(Work task): For the string "Quimioterapia", find every matching line in the records and copy it.

(Exercise data):

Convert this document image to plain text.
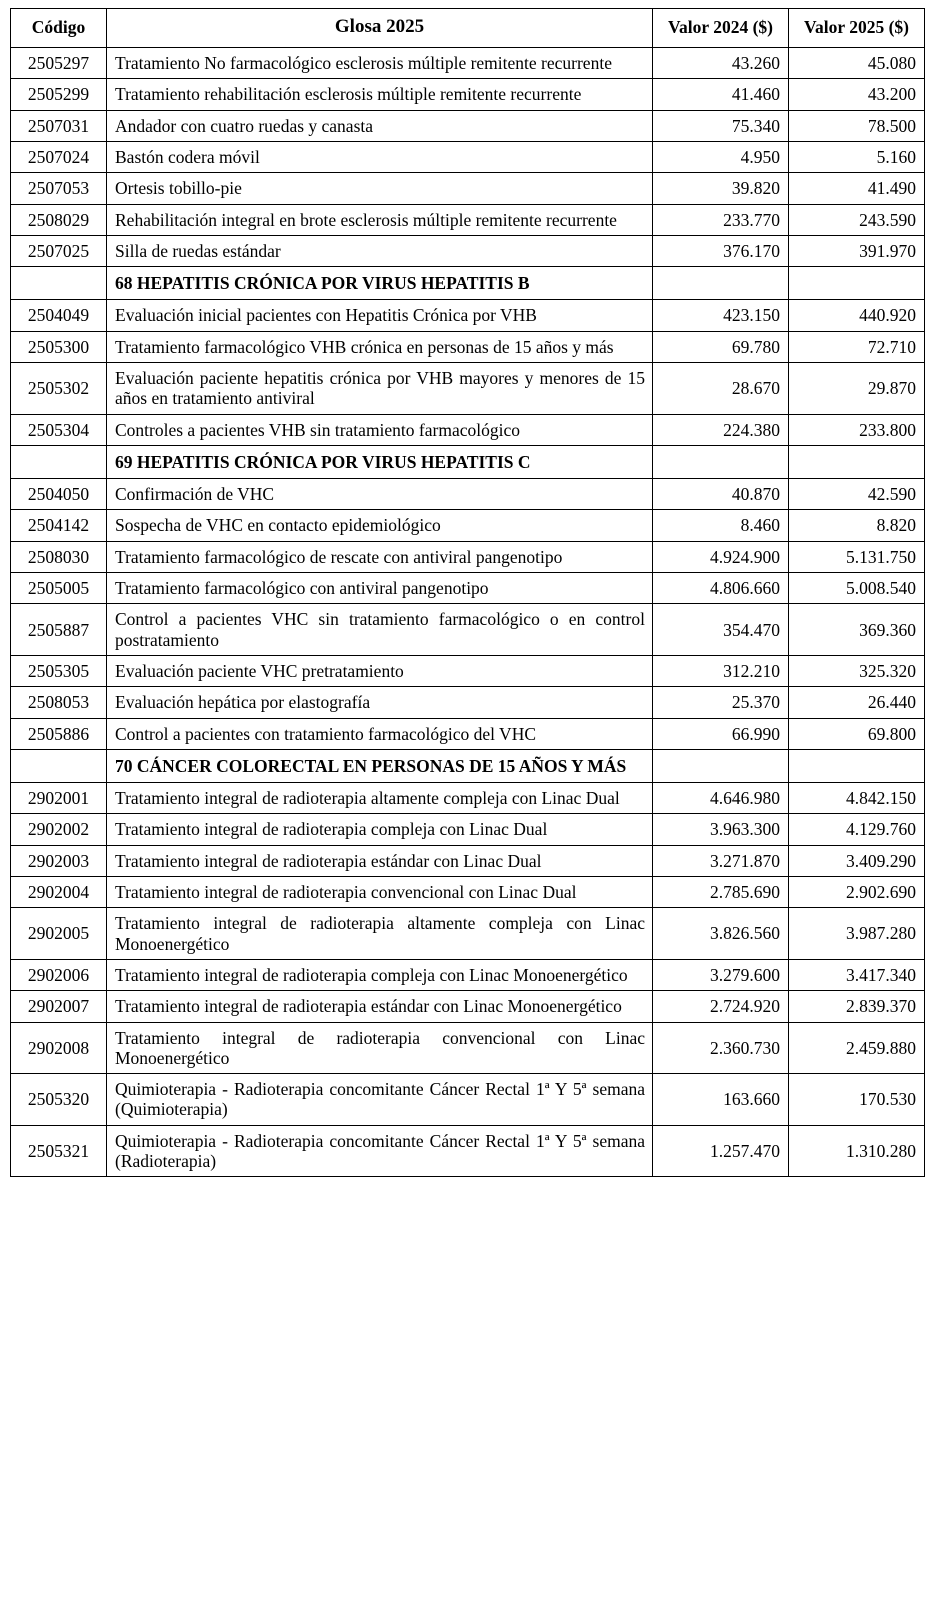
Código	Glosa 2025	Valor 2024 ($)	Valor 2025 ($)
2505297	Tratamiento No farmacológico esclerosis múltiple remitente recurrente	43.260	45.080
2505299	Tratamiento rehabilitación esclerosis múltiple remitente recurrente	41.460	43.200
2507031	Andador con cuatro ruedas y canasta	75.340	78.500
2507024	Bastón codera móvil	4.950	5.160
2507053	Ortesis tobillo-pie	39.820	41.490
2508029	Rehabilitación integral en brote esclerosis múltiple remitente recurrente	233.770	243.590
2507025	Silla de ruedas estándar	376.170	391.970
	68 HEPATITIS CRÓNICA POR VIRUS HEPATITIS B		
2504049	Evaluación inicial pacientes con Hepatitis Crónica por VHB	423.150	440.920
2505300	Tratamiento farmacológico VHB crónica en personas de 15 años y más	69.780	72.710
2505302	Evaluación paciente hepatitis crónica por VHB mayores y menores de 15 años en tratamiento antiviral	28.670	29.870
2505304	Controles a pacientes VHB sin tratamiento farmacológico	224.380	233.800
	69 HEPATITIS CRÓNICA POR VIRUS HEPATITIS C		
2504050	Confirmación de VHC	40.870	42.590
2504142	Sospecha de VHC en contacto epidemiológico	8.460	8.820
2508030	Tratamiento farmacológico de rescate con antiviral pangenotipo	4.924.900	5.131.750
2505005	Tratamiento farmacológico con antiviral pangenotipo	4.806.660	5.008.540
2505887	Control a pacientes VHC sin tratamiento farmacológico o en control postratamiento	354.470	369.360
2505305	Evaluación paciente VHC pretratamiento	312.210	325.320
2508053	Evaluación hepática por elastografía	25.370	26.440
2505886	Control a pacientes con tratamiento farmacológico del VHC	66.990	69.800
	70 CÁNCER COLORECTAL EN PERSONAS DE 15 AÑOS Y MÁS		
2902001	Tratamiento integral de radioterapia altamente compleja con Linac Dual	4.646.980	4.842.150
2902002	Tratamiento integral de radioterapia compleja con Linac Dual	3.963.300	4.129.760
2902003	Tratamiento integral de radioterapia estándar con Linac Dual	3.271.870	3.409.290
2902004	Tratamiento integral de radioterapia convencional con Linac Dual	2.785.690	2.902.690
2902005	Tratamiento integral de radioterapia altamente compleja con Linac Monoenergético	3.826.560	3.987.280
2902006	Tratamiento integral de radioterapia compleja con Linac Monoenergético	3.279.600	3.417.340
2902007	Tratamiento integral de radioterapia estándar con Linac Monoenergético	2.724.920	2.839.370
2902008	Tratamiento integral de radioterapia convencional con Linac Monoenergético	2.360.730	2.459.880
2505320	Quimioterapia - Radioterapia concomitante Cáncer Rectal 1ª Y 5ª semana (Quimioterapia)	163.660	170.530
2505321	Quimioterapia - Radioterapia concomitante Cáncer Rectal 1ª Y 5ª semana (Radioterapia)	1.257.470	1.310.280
...
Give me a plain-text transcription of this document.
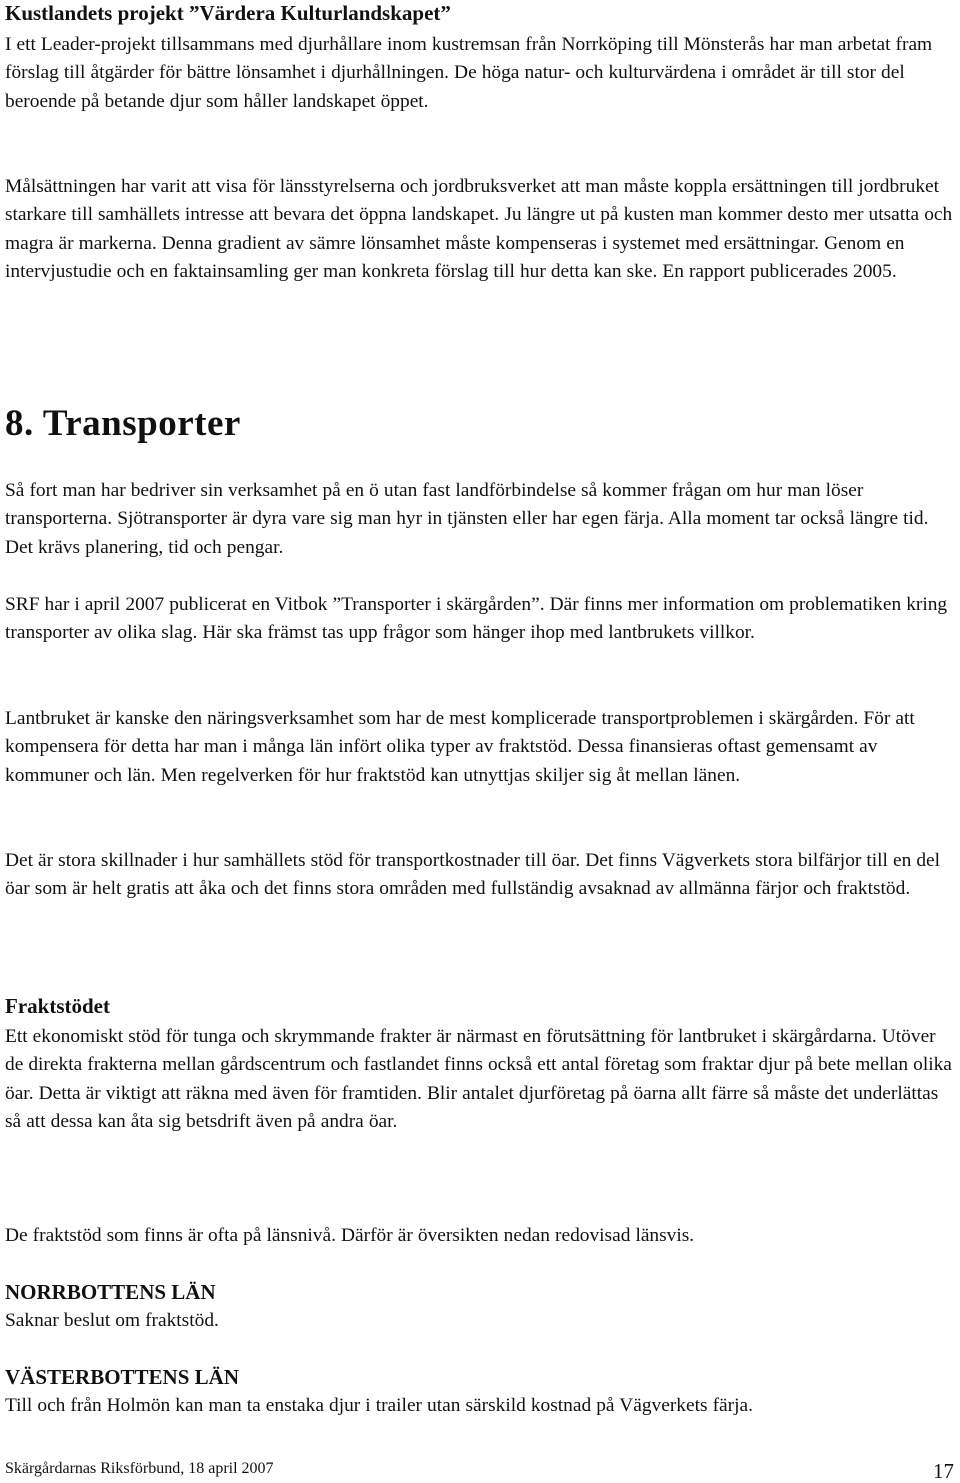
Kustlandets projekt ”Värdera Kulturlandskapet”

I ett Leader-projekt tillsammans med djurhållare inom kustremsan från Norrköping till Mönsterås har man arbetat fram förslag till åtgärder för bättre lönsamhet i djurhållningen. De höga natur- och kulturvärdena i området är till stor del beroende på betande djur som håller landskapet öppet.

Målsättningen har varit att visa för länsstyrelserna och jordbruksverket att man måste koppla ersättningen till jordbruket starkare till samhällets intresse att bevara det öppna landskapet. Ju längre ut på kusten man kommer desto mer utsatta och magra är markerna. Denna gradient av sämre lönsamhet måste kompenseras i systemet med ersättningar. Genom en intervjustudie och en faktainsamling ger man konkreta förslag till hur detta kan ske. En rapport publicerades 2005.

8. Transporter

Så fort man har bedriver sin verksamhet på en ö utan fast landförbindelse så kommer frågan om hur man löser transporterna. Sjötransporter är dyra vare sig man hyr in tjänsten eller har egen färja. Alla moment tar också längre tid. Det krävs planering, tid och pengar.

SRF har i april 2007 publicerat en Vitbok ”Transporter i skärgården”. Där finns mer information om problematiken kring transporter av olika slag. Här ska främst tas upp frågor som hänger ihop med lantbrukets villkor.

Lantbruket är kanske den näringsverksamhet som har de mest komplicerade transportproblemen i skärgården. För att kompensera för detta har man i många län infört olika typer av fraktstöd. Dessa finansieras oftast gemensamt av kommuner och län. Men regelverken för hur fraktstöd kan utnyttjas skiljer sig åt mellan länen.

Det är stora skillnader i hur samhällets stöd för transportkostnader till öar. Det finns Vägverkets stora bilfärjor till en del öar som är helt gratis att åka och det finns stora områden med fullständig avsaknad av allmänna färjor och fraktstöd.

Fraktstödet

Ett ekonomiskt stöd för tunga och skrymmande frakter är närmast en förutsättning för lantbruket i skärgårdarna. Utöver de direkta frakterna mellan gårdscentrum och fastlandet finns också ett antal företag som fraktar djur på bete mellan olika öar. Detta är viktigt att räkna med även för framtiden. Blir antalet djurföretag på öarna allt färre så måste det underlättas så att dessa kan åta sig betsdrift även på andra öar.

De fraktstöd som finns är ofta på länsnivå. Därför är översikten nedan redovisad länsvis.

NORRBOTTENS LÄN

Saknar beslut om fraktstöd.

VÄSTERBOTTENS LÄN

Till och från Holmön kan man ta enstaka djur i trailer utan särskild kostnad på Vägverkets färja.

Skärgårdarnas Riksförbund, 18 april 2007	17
...
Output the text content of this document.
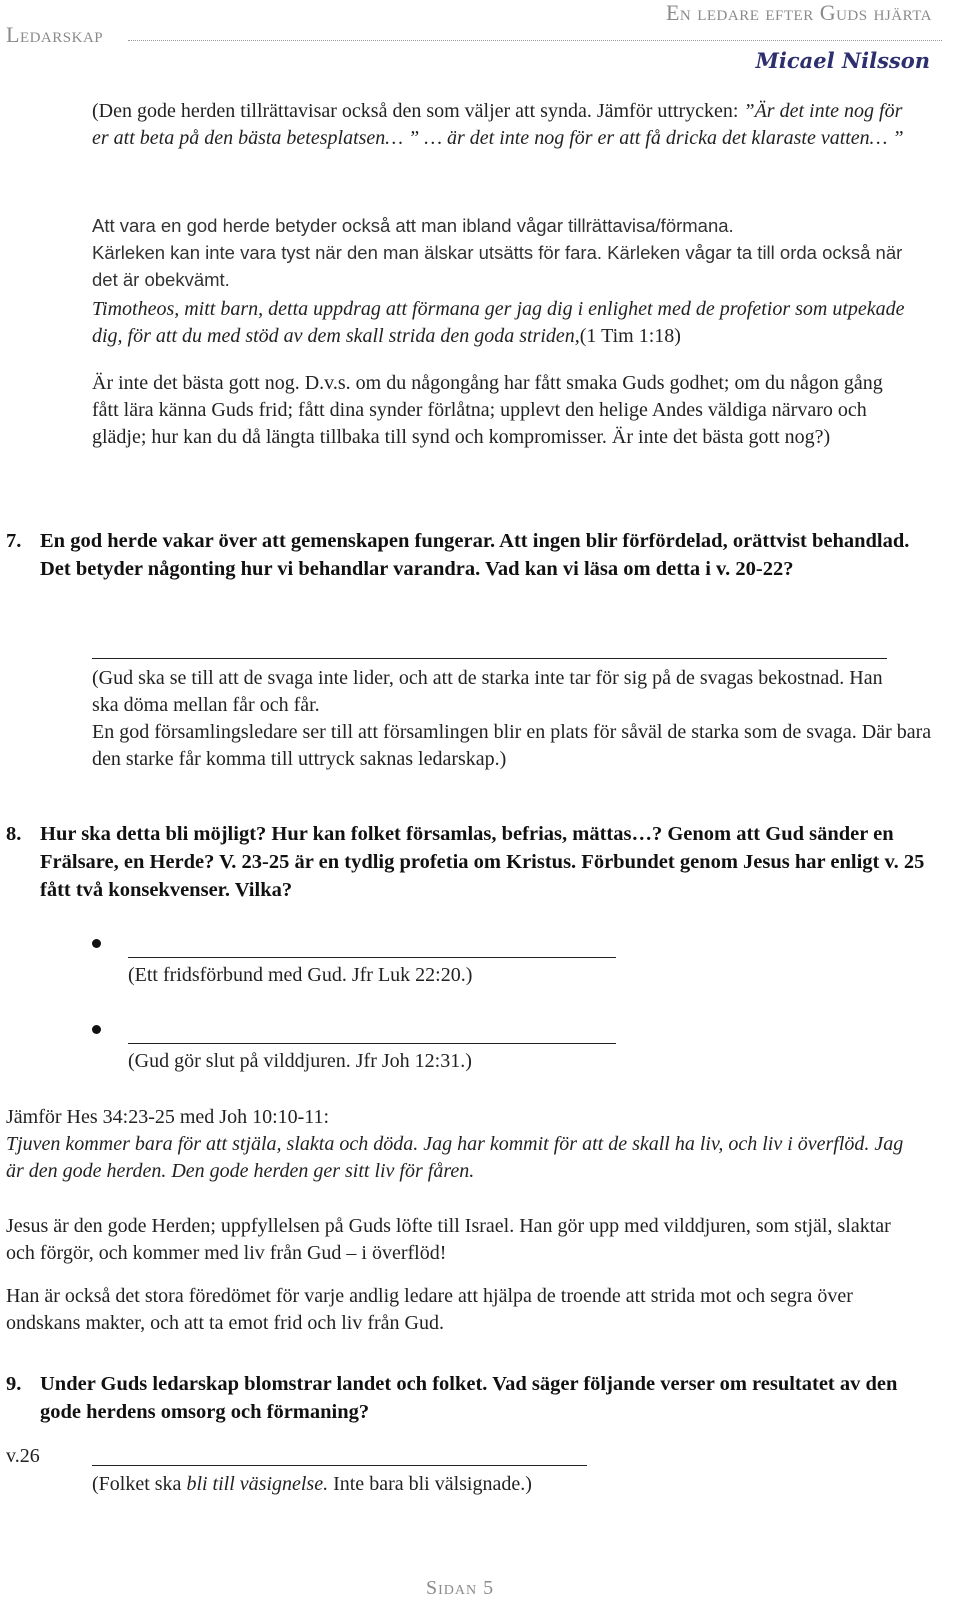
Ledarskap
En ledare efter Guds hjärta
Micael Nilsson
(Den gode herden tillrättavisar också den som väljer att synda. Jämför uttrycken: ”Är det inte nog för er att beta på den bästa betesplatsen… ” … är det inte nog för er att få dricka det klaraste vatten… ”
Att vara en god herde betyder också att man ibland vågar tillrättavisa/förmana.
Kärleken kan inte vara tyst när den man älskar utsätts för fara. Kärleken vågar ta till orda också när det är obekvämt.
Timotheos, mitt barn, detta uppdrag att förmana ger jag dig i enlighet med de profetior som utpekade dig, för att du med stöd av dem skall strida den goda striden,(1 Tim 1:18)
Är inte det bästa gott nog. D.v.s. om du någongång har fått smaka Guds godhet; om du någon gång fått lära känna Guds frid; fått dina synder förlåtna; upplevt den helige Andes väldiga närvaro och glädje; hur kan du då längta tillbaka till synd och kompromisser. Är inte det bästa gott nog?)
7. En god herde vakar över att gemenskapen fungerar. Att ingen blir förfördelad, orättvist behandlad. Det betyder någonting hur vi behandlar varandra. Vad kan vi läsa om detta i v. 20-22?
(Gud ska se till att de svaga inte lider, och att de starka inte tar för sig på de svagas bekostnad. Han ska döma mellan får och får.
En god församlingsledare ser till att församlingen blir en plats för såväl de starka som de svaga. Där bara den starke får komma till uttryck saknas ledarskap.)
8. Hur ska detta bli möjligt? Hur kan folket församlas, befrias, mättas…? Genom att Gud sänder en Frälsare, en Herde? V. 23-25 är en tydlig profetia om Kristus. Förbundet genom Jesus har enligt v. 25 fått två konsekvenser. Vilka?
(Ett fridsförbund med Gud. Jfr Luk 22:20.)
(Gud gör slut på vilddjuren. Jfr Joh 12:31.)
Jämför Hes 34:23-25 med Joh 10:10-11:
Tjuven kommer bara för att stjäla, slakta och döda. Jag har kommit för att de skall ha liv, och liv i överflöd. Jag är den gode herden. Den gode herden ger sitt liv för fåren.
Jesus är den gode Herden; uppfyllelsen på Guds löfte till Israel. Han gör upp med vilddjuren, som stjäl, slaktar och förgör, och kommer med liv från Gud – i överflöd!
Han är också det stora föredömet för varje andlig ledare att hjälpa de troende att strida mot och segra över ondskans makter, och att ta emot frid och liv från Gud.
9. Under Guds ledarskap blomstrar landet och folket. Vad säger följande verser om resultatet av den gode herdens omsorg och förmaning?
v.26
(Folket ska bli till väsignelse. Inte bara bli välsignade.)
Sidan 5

(Solved problem):
2505320	Quimioterapia - Radioterapia concomitante Cáncer Rectal 1ª Y 5ª semana (Quimioterapia)	163.660	170.530
2505321	Quimioterapia - Radioterapia concomitante Cáncer Rectal 1ª Y 5ª semana (Radioterapia)	1.257.470	1.310.280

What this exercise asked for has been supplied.